— Your instructions —
Give the material once more, word for word, without any images.

Stored data
◆ ◆ ◆ ◆ ◆ ◆ ◆

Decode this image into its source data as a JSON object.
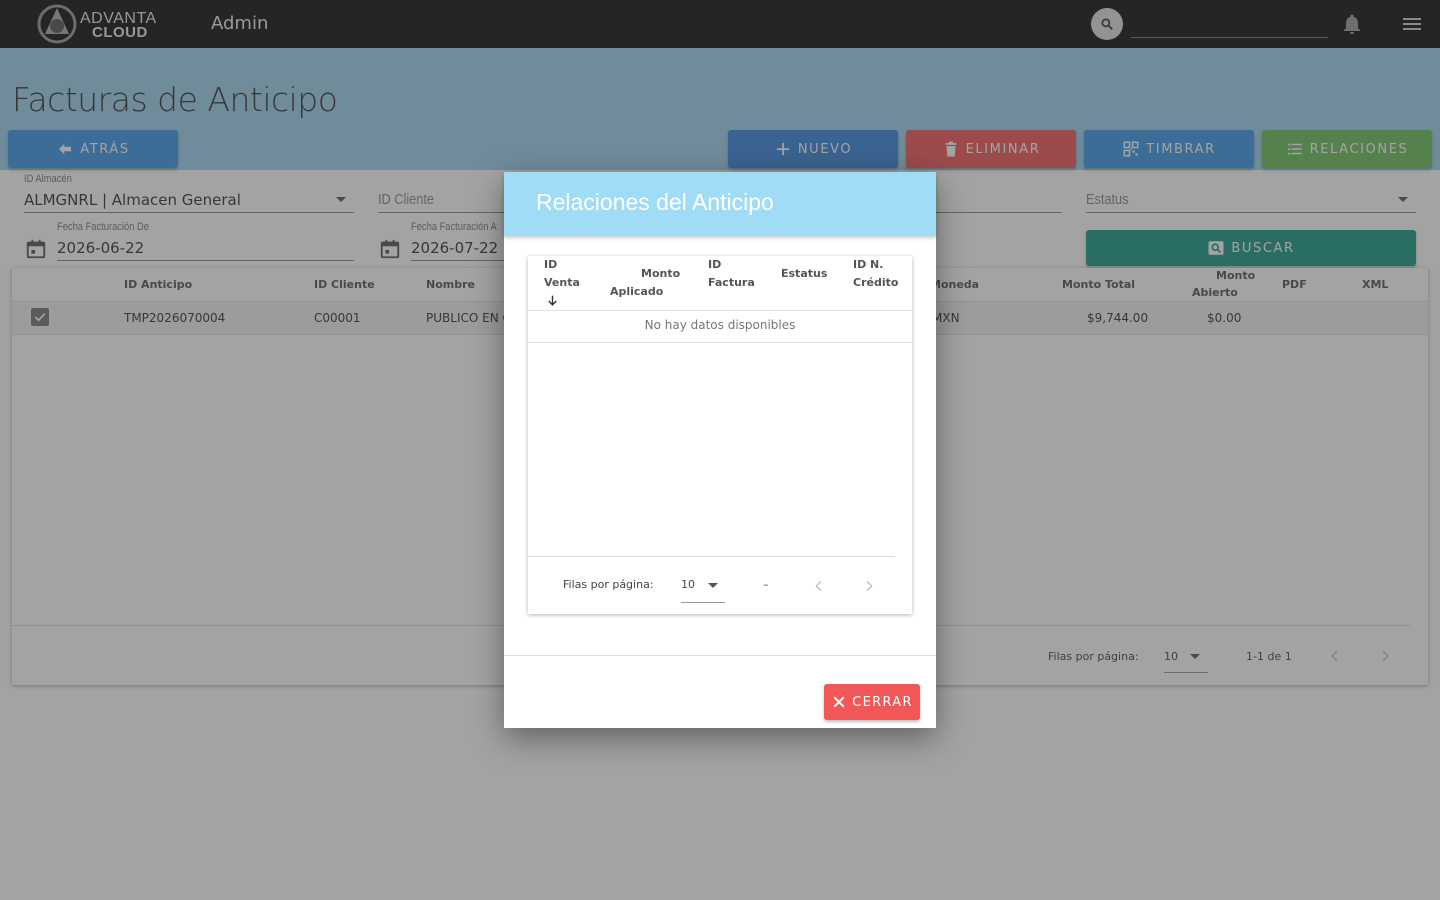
{
  "topbar": {
    "logo_line1": "ADVANTA",
    "logo_line2": "CLOUD",
    "app_title": "Admin",
    "search_placeholder": ""
  },
  "page": {
    "title": "Facturas de Anticipo"
  },
  "toolbar": {
    "atras_label": "ATRÁS",
    "nuevo_label": "NUEVO",
    "eliminar_label": "ELIMINAR",
    "timbrar_label": "TIMBRAR",
    "relaciones_label": "RELACIONES",
    "buscar_label": "BUSCAR"
  },
  "filters": {
    "almacen": {
      "label": "ID Almacén",
      "value": "ALMGNRL | Almacen General"
    },
    "cliente": {
      "placeholder": "ID Cliente"
    },
    "estatus": {
      "placeholder": "Estatus"
    },
    "fecha_de": {
      "label": "Fecha Facturación De",
      "value": "2026-06-22"
    },
    "fecha_a": {
      "label": "Fecha Facturación A",
      "value": "2026-07-22"
    }
  },
  "table": {
    "headers": {
      "id_anticipo": "ID Anticipo",
      "id_cliente": "ID Cliente",
      "nombre": "Nombre",
      "moneda": "Moneda",
      "monto_total": "Monto Total",
      "monto_abierto_1": "Monto",
      "monto_abierto_2": "Abierto",
      "pdf": "PDF",
      "xml": "XML"
    },
    "rows": [
      {
        "id_anticipo": "TMP2026070004",
        "id_cliente": "C00001",
        "nombre": "PUBLICO EN G",
        "moneda": "MXN",
        "monto_total": "$9,744.00",
        "monto_abierto": "$0.00"
      }
    ],
    "footer": {
      "rows_per_page_label": "Filas por página:",
      "rows_per_page_value": "10",
      "range": "1-1 de 1"
    }
  },
  "dialog": {
    "title": "Relaciones del Anticipo",
    "headers": {
      "id_venta_1": "ID",
      "id_venta_2": "Venta",
      "monto_aplicado_1": "Monto",
      "monto_aplicado_2": "Aplicado",
      "id_factura_1": "ID",
      "id_factura_2": "Factura",
      "estatus": "Estatus",
      "id_nc_1": "ID N.",
      "id_nc_2": "Crédito"
    },
    "no_data": "No hay datos disponibles",
    "footer": {
      "rows_per_page_label": "Filas por página:",
      "rows_per_page_value": "10",
      "range": "–"
    },
    "cerrar_label": "CERRAR"
  },
  "colors": {
    "topbar": "#111111",
    "header_band": "#9fd4ee",
    "atras": "#3d9ae8",
    "nuevo": "#3a86dd",
    "eliminar": "#f05a5a",
    "timbrar": "#3d9ae8",
    "relaciones": "#6cc15c",
    "buscar": "#1c9a84",
    "dialog_header": "#a1dcf6",
    "cerrar": "#f25757"
  }
}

◆ ◆ ◆ ◆ ◆ ◆ ◆

— Output for this exercise —
Decode this image into its source data as a JSON object.
{
  "topbar": {
    "logo_line1": "ADVANTA",
    "logo_line2": "CLOUD",
    "app_title": "Admin",
    "search_placeholder": ""
  },
  "page": {
    "title": "Facturas de Anticipo"
  },
  "toolbar": {
    "atras_label": "ATRÁS",
    "nuevo_label": "NUEVO",
    "eliminar_label": "ELIMINAR",
    "timbrar_label": "TIMBRAR",
    "relaciones_label": "RELACIONES",
    "buscar_label": "BUSCAR"
  },
  "filters": {
    "almacen": {
      "label": "ID Almacén",
      "value": "ALMGNRL | Almacen General"
    },
    "cliente": {
      "placeholder": "ID Cliente"
    },
    "estatus": {
      "placeholder": "Estatus"
    },
    "fecha_de": {
      "label": "Fecha Facturación De",
      "value": "2026-06-22"
    },
    "fecha_a": {
      "label": "Fecha Facturación A",
      "value": "2026-07-22"
    }
  },
  "table": {
    "headers": {
      "id_anticipo": "ID Anticipo",
      "id_cliente": "ID Cliente",
      "nombre": "Nombre",
      "moneda": "Moneda",
      "monto_total": "Monto Total",
      "monto_abierto_1": "Monto",
      "monto_abierto_2": "Abierto",
      "pdf": "PDF",
      "xml": "XML"
    },
    "rows": [
      {
        "id_anticipo": "TMP2026070004",
        "id_cliente": "C00001",
        "nombre": "PUBLICO EN G",
        "moneda": "MXN",
        "monto_total": "$9,744.00",
        "monto_abierto": "$0.00"
      }
    ],
    "footer": {
      "rows_per_page_label": "Filas por página:",
      "rows_per_page_value": "10",
      "range": "1-1 de 1"
    }
  },
  "dialog": {
    "title": "Relaciones del Anticipo",
    "headers": {
      "id_venta_1": "ID",
      "id_venta_2": "Venta",
      "monto_aplicado_1": "Monto",
      "monto_aplicado_2": "Aplicado",
      "id_factura_1": "ID",
      "id_factura_2": "Factura",
      "estatus": "Estatus",
      "id_nc_1": "ID N.",
      "id_nc_2": "Crédito"
    },
    "no_data": "No hay datos disponibles",
    "footer": {
      "rows_per_page_label": "Filas por página:",
      "rows_per_page_value": "10",
      "range": "–"
    },
    "cerrar_label": "CERRAR"
  },
  "colors": {
    "topbar": "#111111",
    "header_band": "#9fd4ee",
    "atras": "#3d9ae8",
    "nuevo": "#3a86dd",
    "eliminar": "#f05a5a",
    "timbrar": "#3d9ae8",
    "relaciones": "#6cc15c",
    "buscar": "#1c9a84",
    "dialog_header": "#a1dcf6",
    "cerrar": "#f25757"
  }
}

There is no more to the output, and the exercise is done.